(Rows from a figure dataset)
• • • • • • •

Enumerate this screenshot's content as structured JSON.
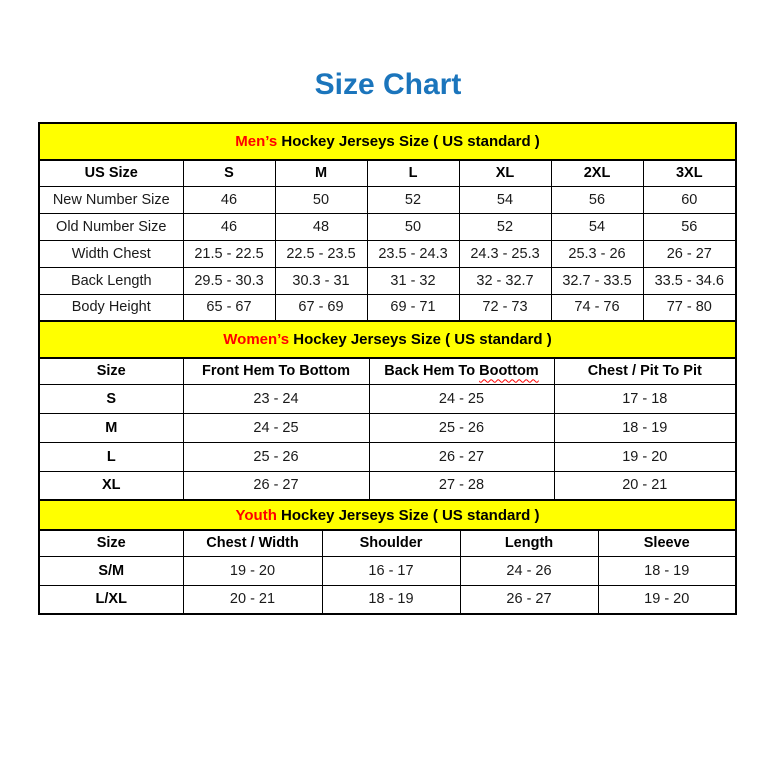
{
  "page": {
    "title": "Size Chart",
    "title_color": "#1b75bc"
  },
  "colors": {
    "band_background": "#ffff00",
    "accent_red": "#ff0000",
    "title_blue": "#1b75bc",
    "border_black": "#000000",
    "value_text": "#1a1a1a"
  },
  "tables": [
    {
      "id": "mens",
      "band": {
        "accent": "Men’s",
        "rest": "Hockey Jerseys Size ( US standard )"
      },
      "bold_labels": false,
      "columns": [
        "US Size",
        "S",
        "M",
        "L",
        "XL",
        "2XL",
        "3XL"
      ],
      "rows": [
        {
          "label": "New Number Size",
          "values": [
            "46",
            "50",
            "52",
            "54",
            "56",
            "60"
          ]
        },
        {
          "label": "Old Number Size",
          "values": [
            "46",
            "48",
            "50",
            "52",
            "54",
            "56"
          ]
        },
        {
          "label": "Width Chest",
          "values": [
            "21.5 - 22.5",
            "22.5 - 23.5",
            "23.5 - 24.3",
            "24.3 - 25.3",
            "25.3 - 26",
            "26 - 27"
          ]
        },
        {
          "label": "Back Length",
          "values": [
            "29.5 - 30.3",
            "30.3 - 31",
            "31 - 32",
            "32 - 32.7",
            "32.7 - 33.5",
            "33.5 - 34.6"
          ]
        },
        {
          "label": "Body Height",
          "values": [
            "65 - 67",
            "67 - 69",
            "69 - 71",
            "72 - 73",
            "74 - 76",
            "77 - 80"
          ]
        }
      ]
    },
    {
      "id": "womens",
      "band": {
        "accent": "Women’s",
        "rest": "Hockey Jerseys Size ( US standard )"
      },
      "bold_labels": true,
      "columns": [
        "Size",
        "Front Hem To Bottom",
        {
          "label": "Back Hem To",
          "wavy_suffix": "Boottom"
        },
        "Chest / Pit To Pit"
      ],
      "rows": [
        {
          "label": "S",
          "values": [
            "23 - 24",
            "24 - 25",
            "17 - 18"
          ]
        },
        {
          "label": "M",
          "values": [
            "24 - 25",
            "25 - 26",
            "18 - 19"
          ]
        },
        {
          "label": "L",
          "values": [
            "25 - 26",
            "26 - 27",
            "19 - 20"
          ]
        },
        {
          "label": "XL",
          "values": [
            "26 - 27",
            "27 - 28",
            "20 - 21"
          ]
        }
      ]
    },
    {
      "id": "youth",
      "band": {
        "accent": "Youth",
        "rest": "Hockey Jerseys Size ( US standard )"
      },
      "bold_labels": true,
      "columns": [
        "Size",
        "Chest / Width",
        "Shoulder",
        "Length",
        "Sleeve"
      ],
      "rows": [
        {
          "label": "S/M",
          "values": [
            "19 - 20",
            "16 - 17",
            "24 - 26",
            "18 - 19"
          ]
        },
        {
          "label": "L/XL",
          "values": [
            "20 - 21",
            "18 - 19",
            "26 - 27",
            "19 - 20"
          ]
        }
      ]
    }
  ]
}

• • • • • • •

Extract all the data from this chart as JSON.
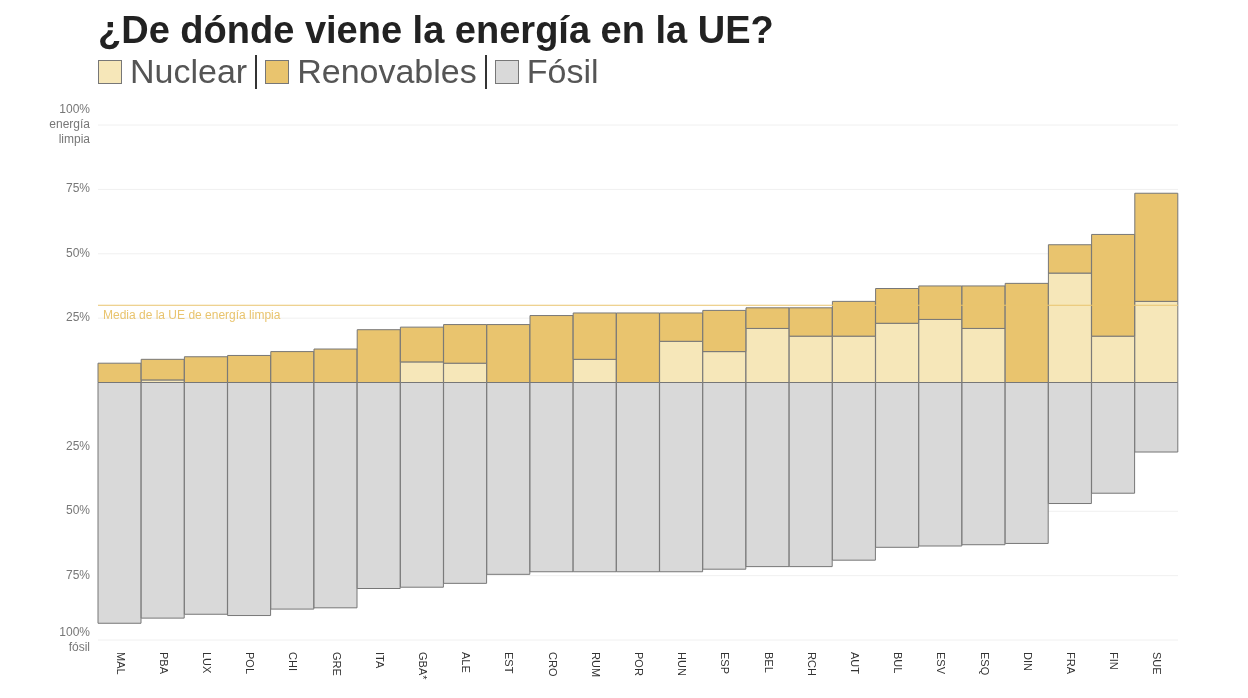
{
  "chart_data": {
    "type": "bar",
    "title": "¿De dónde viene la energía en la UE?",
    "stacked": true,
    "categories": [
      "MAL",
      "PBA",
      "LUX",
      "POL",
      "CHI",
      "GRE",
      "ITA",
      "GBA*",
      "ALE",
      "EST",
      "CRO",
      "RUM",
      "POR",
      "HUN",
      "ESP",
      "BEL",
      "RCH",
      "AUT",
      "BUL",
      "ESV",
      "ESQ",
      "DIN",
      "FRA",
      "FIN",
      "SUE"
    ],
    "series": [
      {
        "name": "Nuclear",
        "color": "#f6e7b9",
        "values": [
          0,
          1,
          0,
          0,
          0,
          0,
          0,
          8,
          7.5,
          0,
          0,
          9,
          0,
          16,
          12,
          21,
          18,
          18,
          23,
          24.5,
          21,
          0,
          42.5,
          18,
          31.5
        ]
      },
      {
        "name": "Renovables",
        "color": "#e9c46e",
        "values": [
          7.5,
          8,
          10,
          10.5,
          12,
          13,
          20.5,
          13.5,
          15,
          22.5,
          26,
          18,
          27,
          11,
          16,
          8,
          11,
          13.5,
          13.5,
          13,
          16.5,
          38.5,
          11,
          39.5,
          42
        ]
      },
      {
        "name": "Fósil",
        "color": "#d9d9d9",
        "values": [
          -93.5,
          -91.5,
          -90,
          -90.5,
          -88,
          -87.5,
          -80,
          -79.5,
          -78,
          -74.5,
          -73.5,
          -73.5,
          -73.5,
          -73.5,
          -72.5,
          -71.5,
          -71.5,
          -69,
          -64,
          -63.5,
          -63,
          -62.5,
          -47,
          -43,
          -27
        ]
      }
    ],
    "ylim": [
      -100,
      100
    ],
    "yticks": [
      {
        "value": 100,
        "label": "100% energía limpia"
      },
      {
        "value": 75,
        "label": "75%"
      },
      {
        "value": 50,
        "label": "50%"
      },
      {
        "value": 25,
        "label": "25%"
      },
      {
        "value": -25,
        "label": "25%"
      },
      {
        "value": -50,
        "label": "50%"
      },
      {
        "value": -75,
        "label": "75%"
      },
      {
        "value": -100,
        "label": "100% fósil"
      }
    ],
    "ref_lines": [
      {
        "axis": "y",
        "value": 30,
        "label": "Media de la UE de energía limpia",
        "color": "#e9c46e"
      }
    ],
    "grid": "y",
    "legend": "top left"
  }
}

• • • • • • •

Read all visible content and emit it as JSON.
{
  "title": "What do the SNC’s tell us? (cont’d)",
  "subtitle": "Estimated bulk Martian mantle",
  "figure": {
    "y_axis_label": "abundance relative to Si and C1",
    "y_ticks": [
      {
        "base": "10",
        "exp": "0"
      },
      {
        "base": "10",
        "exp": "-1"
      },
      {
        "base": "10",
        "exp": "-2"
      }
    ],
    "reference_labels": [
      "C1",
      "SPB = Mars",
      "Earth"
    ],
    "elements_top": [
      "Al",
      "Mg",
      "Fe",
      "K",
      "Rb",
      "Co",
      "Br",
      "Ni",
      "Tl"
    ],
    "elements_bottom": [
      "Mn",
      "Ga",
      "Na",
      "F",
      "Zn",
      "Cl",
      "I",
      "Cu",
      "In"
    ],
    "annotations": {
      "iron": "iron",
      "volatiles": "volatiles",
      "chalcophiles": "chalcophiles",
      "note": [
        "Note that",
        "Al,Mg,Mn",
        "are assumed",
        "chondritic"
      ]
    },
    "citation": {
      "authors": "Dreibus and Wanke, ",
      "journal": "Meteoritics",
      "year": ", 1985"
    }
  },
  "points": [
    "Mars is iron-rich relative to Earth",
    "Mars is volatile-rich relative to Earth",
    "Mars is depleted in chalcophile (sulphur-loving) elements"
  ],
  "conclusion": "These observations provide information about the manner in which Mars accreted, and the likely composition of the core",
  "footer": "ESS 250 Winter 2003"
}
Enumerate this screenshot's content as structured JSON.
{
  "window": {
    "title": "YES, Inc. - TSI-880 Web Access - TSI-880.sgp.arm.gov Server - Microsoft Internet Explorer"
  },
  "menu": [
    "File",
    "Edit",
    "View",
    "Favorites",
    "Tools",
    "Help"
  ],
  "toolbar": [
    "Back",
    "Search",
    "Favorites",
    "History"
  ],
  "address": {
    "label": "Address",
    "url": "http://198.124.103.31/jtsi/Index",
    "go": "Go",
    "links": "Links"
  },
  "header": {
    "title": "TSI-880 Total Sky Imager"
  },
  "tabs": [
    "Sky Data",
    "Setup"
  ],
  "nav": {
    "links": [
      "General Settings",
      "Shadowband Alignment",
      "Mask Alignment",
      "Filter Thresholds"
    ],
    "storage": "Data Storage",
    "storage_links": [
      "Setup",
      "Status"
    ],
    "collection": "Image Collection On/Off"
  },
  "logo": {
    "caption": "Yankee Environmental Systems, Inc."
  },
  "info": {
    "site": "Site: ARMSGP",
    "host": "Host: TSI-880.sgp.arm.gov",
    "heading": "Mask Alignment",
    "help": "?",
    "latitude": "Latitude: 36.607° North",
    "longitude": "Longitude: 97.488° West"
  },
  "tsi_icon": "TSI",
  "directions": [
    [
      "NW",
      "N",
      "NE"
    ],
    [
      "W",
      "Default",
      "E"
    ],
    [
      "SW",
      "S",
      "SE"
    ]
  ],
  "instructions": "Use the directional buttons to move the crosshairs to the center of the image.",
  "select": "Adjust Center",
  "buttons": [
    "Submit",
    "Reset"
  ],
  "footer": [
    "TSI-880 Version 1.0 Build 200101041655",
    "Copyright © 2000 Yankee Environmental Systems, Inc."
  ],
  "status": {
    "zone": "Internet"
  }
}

• • • • • • •

# STATED PROBLEM
Above are the records; copy every line in them that holds the word "JSON".

# WORKED SOLUTION
Enumerate this screenshot's content as structured JSON.
Extract all the data from this chart as JSON.
Read all visible content and emit it as JSON.
Enumerate this screenshot's content as structured JSON.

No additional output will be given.